◆ TEXTE DE RÉFÉRENCE
/---
Et si l'on reparlait des 35 heures

La CFDT a revendiqué depuis longtemps les 35 heures. C’était même en interne un thème fédérateur (en clair, nous n’étions pas d’accord sur tout, mais nous étions tous d’accord sur la réduction du temps de travail, peut-être un peu moins sur l’aménagement du temps de travail qui va avec). Certains revendiquaient même les 32 heures.

La justification de la réduction du temps de travail était alors inspirée de la logique du partage du travail pour réduire le chômage. Le slogan était « Travaillons moins, travaillons mieux, travaillons tous ! ». Presqu’un petit air de mai 68.

La réforme des 35 heures fut mise en place par le gouvernement Jospin par les deux lois AUBRY du 13 juin 1998 et 19 janvier 2000 fixant la durée légale du temps de travail salarié à temps plein à 35 heures par semaine, en moyenne annuelle, au lieu de 39 heures précédemment. Cette mesure s'inscrit dans la continuité des Accords Matignon en juin 1936 (40 heures par semaine et deux semaines de congés payés).

La 1ère loi AUBRY incitait à la négociation d’entreprises et de branche afin de déterminer les modalités concrètes de réduction du temps de travail (réduction de 10% du temps travaillé, embauche de 6%, baisse de charge ciblée si anticipation). Elle a impulsé, et c’est vrai, une dynamique sans précédent de dialogue social et de négociation. La seconde loi AUBRY a intégré les acquis de la 1ère loi en introduisant un pacte social qui se voulait équilibrer (modulation annuelle, compte épargne temps, forfait en jour, allégements de charges sans contrepartie d’embauche).
\---
◆ TRAVAIL À FAIRE
1) Répondez aux questions suivantes à partir du texte sur les 35 heures.
(a) Quel slogan accompagnait la revendication de la réduction du temps de travail ?
(b) À quelles dates les deux lois Aubry ont-elles été adoptées ?
(c) Quelle durée hebdomadaire de travail les Accords Matignon de juin 1936 ont-ils fixée ?
2) Recopiez fidèlement un passage du texte sur les 35 heures : commencez aux mots « La CFDT a revendiqué » et arrêtez-vous après « air de mai 68. ».
Appuyez-vous uniquement sur le texte pour répondre.

◆ DONNÉES EXTRAITES
/---
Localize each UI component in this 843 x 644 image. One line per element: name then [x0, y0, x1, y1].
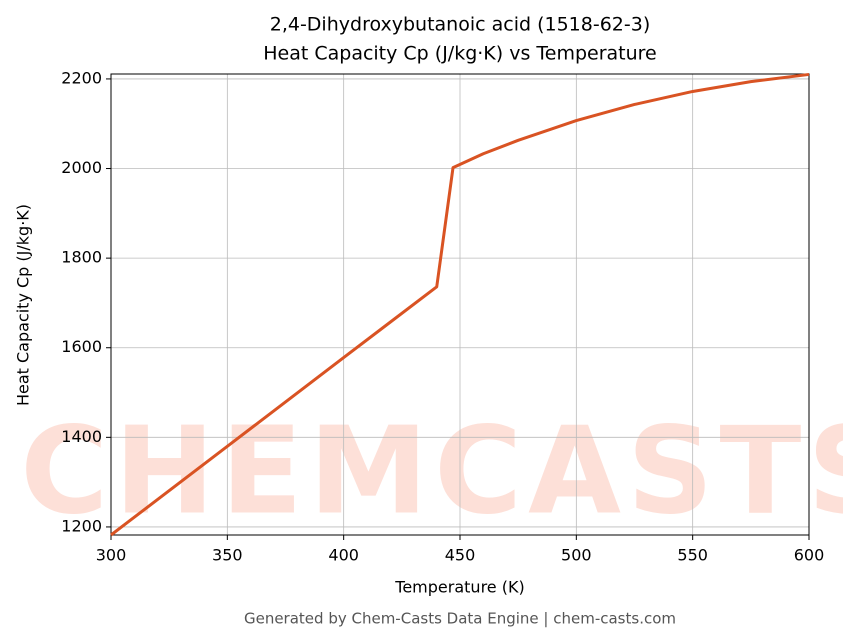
footer: Generated by Chem-Casts Data Engine | ch… [244, 610, 676, 628]
chart-title: 2,4-Dihydroxybutanoic acid (1518-62-3) [270, 14, 651, 36]
x-tick-label: 400 [328, 546, 359, 565]
x-tick-label: 550 [677, 546, 708, 565]
x-tick-label: 600 [794, 546, 825, 565]
y-tick-label: 2000 [61, 158, 102, 177]
x-tick-label: 300 [96, 546, 127, 565]
y-tick-label: 1600 [61, 337, 102, 356]
y-tick-label: 1800 [61, 248, 102, 267]
x-tick-label: 350 [212, 546, 243, 565]
x-tick-label: 500 [561, 546, 592, 565]
y-tick-label: 1400 [61, 427, 102, 446]
y-tick-label: 1200 [61, 516, 102, 535]
x-axis-label: Temperature (K) [394, 578, 524, 597]
watermark: CHEMCASTS [20, 403, 843, 542]
plot-frame [110, 73, 810, 536]
x-tick-label: 450 [445, 546, 476, 565]
y-tick-label: 2200 [61, 68, 102, 87]
chart-subtitle: Heat Capacity Cp (J/kg·K) vs Temperature [263, 43, 657, 65]
data-line [110, 72, 810, 537]
y-axis-label: Heat Capacity Cp (J/kg·K) [14, 204, 33, 406]
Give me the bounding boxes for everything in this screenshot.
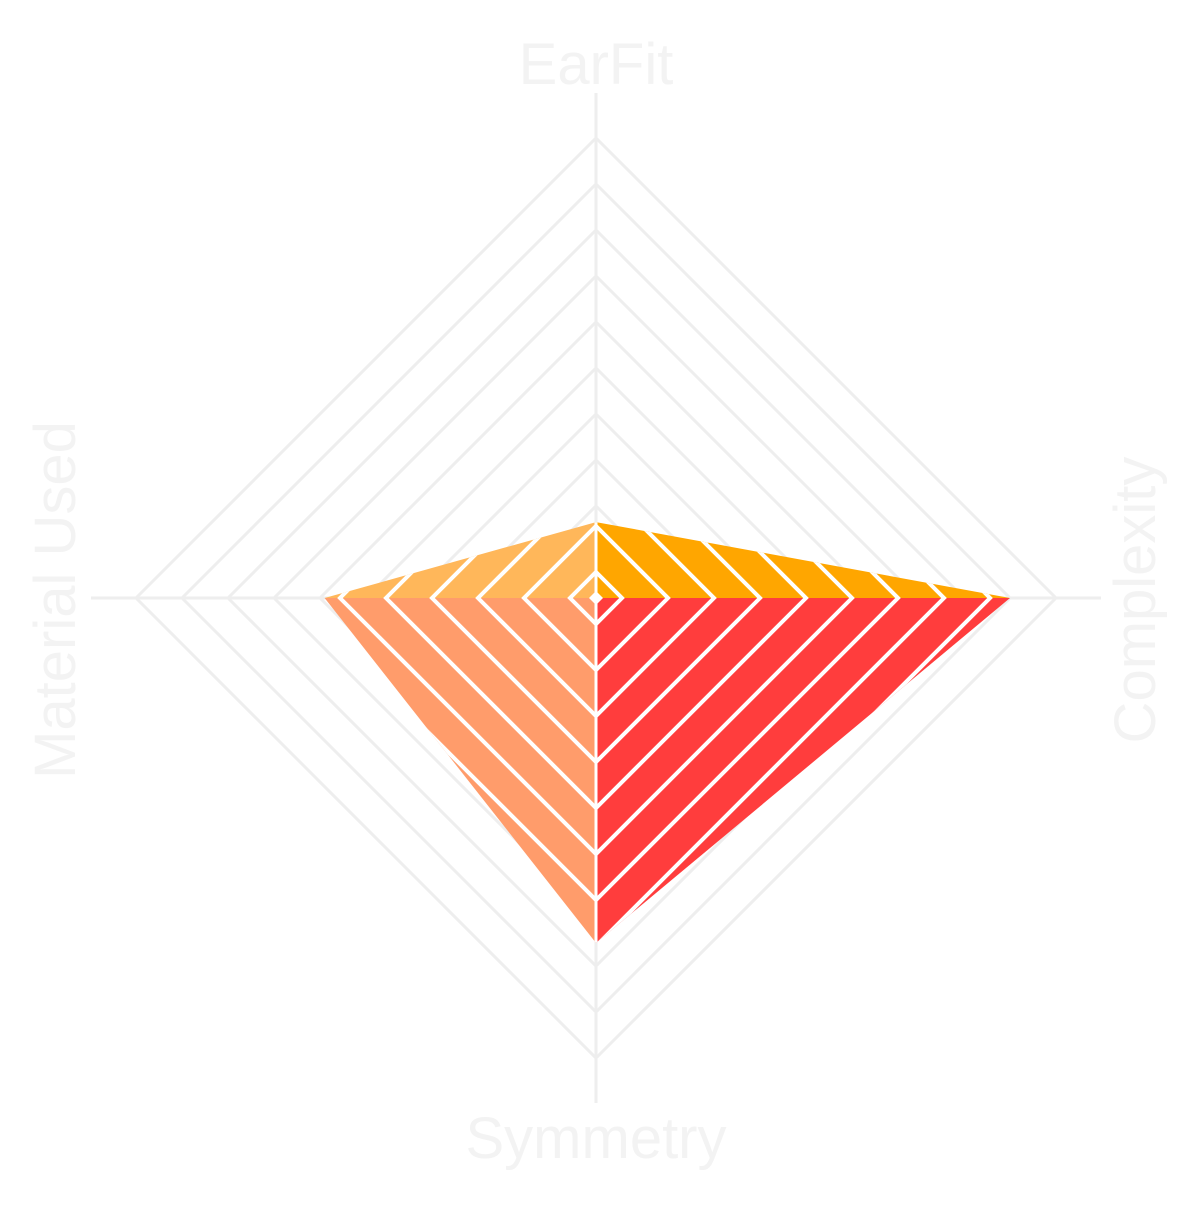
quadrant-earfit-complexity xyxy=(596,522,1010,598)
center-marker xyxy=(589,591,603,605)
axis-label-earfit: EarFit xyxy=(519,32,674,97)
axis-label-material-used: Material Used xyxy=(23,421,88,779)
axis-labels: EarFit Complexity Symmetry Material Used xyxy=(23,32,1168,1171)
axis-label-symmetry: Symmetry xyxy=(466,1106,727,1171)
radar-quadrants xyxy=(324,522,1010,943)
axis-label-complexity: Complexity xyxy=(1103,457,1168,744)
quadrant-symmetry-material xyxy=(324,598,596,943)
quadrant-earfit-material xyxy=(324,522,596,598)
\---
◆ RÉPONSES ATTENDUES
1)
(a) « Travaillons moins, travaillons mieux, travaillons tous ! »
(b) Le 13 juin 1998 et le 19 janvier 2000.
(c) 40 heures par semaine.

2)
La CFDT a revendiqué depuis longtemps les 35 heures. C’était même en interne un thème fédérateur (en clair, nous n’étions pas d’accord sur tout, mais nous étions tous d’accord sur la réduction du temps de travail, peut-être un peu moins sur l’aménagement du temps de travail qui va avec). Certains revendiquaient même les 32 heures.

La justification de la réduction du temps de travail était alors inspirée de la logique du partage du travail pour réduire le chômage. Le slogan était « Travaillons moins, travaillons mieux, travaillons tous ! ». Presqu’un petit air de mai 68.